== GIVEN TASK ==
Pick every line from the data that holds the word "technicians".

== AVAILABLE RECORDS ==
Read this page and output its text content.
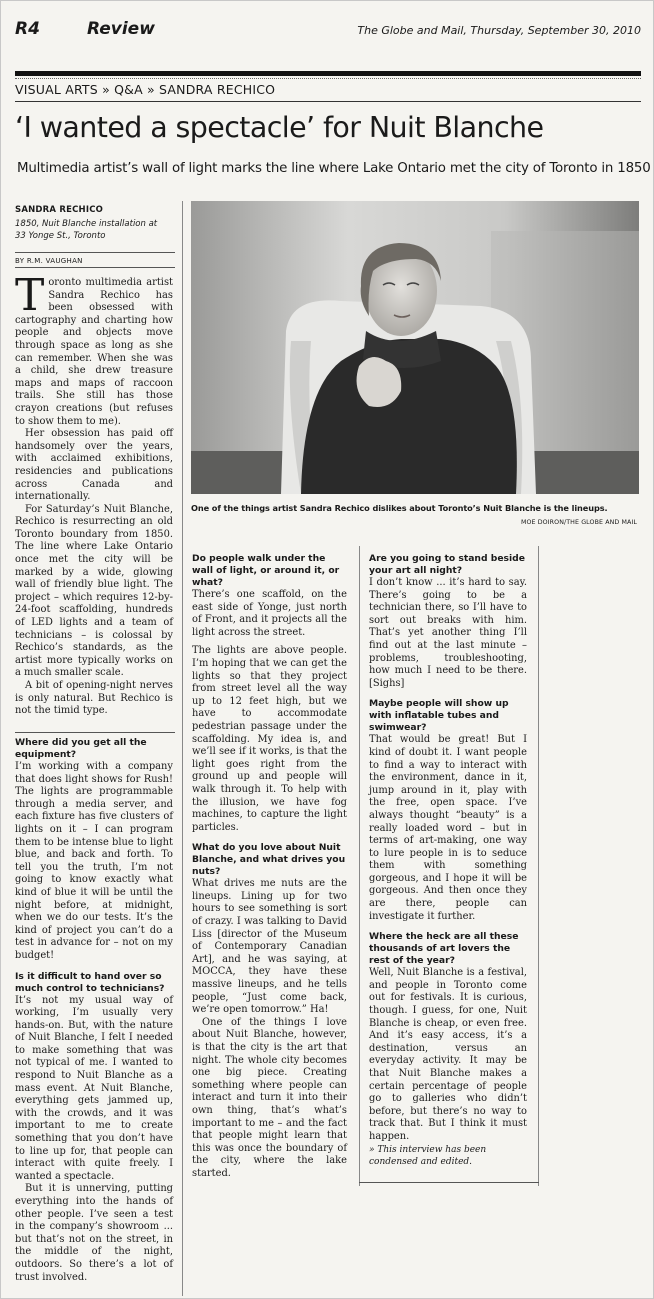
R4	Review	The Globe and Mail, Thursday, September 30, 2010
VISUAL ARTS » Q&A » SANDRA RECHICO
‘I wanted a spectacle’ for Nuit Blanche
Multimedia artist’s wall of light marks the line where Lake Ontario met the city of Toronto in 1850
SANDRA RECHICO
1850, Nuit Blanche installation at
33 Yonge St., Toronto
BY R.M. VAUGHAN
One of the things artist Sandra Rechico dislikes about Toronto’s Nuit Blanche is the lineups.
MOE DOIRON/THE GLOBE AND MAIL

Toronto multimedia artist Sandra Rechico has been obsessed with cartography and charting how people and objects move through space as long as she can remember. When she was a child, she drew treasure maps and maps of raccoon trails. She still has those crayon creations (but refuses to show them to me).

Her obsession has paid off handsomely over the years, with acclaimed exhibitions, residencies and publications across Canada and internationally.

For Saturday’s Nuit Blanche, Rechico is resurrecting an old Toronto boundary from 1850. The line where Lake Ontario once met the city will be marked by a wide, glowing wall of friendly blue light. The project – which requires 12-by-24-foot scaffolding, hundreds of LED lights and a team of technicians – is colossal by Rechico’s standards, as the artist more typically works on a much smaller scale.

A bit of opening-night nerves is only natural. But Rechico is not the timid type.

Where did you get all the equipment?

I’m working with a company that does light shows for Rush! The lights are programmable through a media server, and each fixture has five clusters of lights on it – I can program them to be intense blue to light blue, and back and forth. To tell you the truth, I’m not going to know exactly what kind of blue it will be until the night before, at midnight, when we do our tests. It’s the kind of project you can’t do a test in advance for – not on my budget!

Is it difficult to hand over so much control to technicians?

It’s not my usual way of working, I’m usually very hands-on. But, with the nature of Nuit Blanche, I felt I needed to make something that was not typical of me. I wanted to respond to Nuit Blanche as a mass event. At Nuit Blanche, everything gets jammed up, with the crowds, and it was important to me to create something that you don’t have to line up for, that people can interact with quite freely. I wanted a spectacle.

But it is unnerving, putting everything into the hands of other people. I’ve seen a test in the company’s showroom ... but that’s not on the street, in the middle of the night, outdoors. So there’s a lot of trust involved.

Do people walk under the wall of light, or around it, or what?

There’s one scaffold, on the east side of Yonge, just north of Front, and it projects all the light across the street.

The lights are above people. I’m hoping that we can get the lights so that they project from street level all the way up to 12 feet high, but we have to accommodate pedestrian passage under the scaffolding. My idea is, and we’ll see if it works, is that the light goes right from the ground up and people will walk through it. To help with the illusion, we have fog machines, to capture the light particles.

What do you love about Nuit Blanche, and what drives you nuts?

What drives me nuts are the lineups. Lining up for two hours to see something is sort of crazy. I was talking to David Liss [director of the Museum of Contemporary Canadian Art], and he was saying, at MOCCA, they have these massive lineups, and he tells people, “Just come back, we’re open tomorrow.” Ha!

One of the things I love about Nuit Blanche, however, is that the city is the art that night. The whole city becomes one big piece. Creating something where people can interact and turn it into their own thing, that’s what’s important to me – and the fact that people might learn that this was once the boundary of the city, where the lake started.

Are you going to stand beside your art all night?

I don’t know ... it’s hard to say. There’s going to be a technician there, so I’ll have to sort out breaks with him. That’s yet another thing I’ll find out at the last minute – problems, troubleshooting, how much I need to be there. [Sighs]

Maybe people will show up with inflatable tubes and swimwear?

That would be great! But I kind of doubt it. I want people to find a way to interact with the environment, dance in it, jump around in it, play with the free, open space. I’ve always thought “beauty” is a really loaded word – but in terms of art-making, one way to lure people in is to seduce them with something gorgeous, and I hope it will be gorgeous. And then once they are there, people can investigate it further.

Where the heck are all these thousands of art lovers the rest of the year?

Well, Nuit Blanche is a festival, and people in Toronto come out for festivals. It is curious, though. I guess, for one, Nuit Blanche is cheap, or even free. And it’s easy access, it’s a destination, versus an everyday activity. It may be that Nuit Blanche makes a certain percentage of people go to galleries who didn’t before, but there’s no way to track that. But I think it must happen.

» This interview has been condensed and edited.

== EXPECTED ANSWER ==
For Saturday’s Nuit Blanche, Rechico is resurrecting an old Toronto boundary from 1850. The line where Lake Ontario once met the city will be marked by a wide, glowing wall of friendly blue light. The project – which requires 12-by-24-foot scaffolding, hundreds of LED lights and a team of technicians – is colossal by Rechico’s standards, as the artist more typically works on a much smaller scale.
Is it difficult to hand over so much control to technicians?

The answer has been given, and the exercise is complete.